## Data lines
★ ★ ★ ★ ★ ★ ★

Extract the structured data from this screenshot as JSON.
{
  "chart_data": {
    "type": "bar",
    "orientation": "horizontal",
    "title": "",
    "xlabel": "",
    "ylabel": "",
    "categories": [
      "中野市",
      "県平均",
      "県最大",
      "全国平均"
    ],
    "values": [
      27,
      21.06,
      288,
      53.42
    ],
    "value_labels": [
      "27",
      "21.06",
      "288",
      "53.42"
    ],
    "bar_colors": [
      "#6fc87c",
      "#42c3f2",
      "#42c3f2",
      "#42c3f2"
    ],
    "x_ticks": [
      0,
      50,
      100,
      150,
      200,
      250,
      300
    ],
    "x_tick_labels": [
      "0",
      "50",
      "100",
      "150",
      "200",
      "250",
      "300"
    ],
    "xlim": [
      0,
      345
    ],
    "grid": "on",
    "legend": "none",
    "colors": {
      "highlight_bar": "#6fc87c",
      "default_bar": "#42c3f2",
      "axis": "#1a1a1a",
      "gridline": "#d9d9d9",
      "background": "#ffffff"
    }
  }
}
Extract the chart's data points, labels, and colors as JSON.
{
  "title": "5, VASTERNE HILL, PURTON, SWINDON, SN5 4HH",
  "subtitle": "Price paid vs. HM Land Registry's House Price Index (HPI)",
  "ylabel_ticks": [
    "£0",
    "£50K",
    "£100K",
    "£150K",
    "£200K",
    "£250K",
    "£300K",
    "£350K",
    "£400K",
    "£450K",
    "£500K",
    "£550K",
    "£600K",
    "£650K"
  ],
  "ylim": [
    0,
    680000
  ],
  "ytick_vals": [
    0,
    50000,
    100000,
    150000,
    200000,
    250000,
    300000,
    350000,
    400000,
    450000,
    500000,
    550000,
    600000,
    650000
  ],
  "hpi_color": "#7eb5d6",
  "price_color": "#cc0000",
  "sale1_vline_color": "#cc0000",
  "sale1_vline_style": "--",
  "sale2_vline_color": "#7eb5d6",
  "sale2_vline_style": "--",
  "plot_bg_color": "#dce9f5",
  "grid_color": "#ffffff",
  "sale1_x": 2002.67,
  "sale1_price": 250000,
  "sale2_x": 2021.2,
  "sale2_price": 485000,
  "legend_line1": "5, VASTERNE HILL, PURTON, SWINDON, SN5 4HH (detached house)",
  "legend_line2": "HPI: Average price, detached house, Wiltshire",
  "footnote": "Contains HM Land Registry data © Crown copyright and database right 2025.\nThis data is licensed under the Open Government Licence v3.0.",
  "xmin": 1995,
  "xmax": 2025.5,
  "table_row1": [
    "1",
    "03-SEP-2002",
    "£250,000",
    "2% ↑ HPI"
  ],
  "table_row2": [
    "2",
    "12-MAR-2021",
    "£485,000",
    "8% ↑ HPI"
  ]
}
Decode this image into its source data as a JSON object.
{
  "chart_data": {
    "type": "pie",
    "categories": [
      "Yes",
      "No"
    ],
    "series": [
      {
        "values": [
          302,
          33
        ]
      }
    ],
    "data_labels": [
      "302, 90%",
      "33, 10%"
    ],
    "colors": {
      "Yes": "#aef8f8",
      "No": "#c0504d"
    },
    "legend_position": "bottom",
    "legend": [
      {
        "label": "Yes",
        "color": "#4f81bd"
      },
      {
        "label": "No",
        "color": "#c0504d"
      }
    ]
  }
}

★ ★ ★ ★ ★ ★ ★

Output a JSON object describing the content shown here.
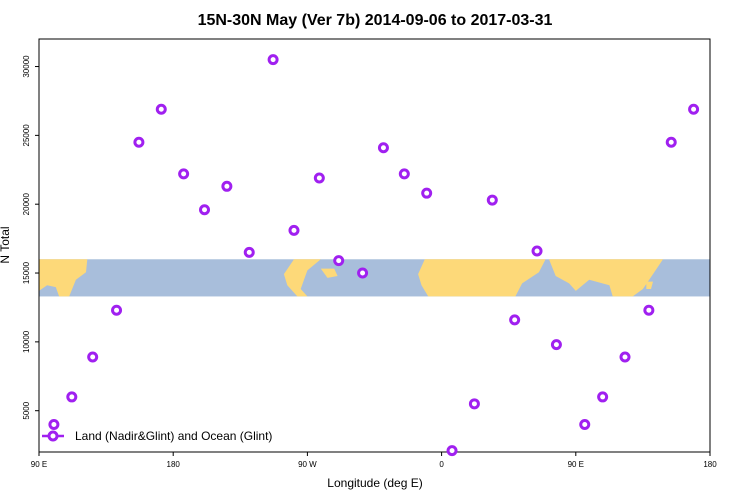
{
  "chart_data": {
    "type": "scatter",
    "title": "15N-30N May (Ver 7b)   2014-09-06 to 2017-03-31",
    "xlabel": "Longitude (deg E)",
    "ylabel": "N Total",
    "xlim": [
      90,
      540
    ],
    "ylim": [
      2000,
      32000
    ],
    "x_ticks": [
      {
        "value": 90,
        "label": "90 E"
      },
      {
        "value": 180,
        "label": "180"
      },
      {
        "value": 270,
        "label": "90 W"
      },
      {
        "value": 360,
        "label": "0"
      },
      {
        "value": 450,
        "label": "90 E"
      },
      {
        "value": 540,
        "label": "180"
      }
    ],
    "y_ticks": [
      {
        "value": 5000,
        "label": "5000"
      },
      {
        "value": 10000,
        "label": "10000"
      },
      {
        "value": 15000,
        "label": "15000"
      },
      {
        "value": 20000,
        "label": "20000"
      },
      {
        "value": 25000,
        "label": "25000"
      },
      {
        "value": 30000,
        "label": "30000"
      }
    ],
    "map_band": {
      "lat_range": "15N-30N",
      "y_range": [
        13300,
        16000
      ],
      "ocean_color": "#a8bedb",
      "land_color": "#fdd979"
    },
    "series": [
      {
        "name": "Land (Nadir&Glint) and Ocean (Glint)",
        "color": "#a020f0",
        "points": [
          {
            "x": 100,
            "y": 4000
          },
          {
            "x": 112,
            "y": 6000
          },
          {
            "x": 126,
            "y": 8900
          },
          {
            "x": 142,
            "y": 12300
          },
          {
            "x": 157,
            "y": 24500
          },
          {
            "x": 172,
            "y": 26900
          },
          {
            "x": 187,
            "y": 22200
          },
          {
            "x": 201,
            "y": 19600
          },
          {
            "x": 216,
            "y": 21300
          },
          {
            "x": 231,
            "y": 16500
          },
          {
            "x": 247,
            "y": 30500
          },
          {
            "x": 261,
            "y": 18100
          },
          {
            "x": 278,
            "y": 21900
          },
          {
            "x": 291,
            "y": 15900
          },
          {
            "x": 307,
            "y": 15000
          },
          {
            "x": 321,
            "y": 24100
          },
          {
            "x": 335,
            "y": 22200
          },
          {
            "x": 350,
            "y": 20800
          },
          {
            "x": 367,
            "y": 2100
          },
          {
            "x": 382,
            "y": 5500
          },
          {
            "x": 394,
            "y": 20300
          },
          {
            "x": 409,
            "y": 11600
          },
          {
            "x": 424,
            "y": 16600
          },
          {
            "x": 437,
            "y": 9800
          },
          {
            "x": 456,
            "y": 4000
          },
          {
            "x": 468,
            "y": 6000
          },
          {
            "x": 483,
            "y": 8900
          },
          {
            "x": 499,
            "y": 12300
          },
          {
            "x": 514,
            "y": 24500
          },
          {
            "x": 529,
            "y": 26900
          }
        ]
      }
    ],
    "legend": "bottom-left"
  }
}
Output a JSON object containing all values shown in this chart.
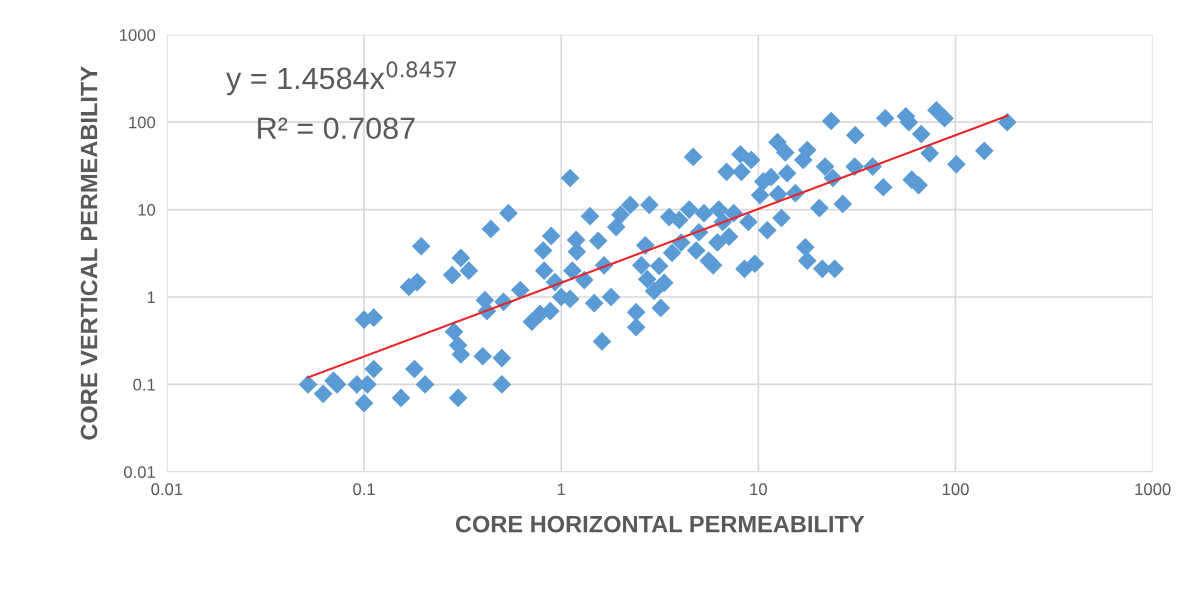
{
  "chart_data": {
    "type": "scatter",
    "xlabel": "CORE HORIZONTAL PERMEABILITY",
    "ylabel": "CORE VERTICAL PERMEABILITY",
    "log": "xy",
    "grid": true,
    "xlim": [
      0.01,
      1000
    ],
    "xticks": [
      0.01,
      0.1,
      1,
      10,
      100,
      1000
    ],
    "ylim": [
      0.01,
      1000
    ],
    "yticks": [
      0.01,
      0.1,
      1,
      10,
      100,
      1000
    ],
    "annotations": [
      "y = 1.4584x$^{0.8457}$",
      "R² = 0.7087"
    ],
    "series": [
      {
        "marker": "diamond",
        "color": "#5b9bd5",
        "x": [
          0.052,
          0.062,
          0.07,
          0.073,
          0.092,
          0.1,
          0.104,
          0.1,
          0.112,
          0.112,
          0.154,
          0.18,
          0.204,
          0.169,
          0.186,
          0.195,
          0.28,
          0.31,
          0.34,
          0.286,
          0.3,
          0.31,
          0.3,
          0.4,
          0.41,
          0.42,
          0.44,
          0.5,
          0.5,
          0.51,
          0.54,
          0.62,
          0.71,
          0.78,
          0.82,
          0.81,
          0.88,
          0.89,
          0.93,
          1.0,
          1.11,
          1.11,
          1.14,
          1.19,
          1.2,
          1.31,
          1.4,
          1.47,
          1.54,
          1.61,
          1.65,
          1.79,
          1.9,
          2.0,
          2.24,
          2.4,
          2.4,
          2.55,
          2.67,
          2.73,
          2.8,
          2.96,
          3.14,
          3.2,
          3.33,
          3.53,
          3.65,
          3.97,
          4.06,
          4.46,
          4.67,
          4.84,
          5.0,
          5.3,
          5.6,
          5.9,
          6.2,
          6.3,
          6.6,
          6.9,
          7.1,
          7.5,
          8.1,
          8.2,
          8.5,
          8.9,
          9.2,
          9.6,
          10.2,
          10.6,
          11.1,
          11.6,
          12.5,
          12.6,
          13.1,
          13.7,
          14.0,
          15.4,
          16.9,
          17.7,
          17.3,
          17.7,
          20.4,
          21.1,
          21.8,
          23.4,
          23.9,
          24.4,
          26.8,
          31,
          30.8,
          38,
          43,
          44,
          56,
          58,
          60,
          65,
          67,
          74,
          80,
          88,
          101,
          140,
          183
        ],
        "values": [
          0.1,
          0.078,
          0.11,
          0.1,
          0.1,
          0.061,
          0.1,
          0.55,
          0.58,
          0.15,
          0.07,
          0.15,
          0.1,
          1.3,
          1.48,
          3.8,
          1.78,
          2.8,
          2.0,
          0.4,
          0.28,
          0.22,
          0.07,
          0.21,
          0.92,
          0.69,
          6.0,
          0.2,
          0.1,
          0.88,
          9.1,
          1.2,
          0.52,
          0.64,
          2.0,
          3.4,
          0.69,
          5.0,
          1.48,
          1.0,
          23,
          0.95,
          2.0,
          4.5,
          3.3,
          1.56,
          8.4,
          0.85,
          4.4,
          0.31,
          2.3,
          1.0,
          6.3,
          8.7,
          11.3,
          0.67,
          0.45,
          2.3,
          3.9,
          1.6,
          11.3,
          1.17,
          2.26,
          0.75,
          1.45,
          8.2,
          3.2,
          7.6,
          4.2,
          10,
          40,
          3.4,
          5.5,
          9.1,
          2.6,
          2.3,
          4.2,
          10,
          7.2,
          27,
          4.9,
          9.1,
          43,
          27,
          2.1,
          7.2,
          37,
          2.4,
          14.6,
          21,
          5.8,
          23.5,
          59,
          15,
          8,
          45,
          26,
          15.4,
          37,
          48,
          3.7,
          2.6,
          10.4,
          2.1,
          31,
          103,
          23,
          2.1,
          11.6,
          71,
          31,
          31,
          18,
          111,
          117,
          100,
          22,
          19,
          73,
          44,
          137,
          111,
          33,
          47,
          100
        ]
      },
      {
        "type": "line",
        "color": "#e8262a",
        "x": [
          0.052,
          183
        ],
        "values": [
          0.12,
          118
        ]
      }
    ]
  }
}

★ ★ ★ ★ ★ ★ ★

## Instructions to follow
Filter the listing above for the string "JSON" and copy every matching line.

## Written solution
Extract the structured data from this screenshot as JSON.
Extract the chart's data points, labels, and colors as JSON.
Decode this image into its source data as a JSON object.
Output a JSON object describing the content shown here.
Output a JSON object containing all values shown in this chart.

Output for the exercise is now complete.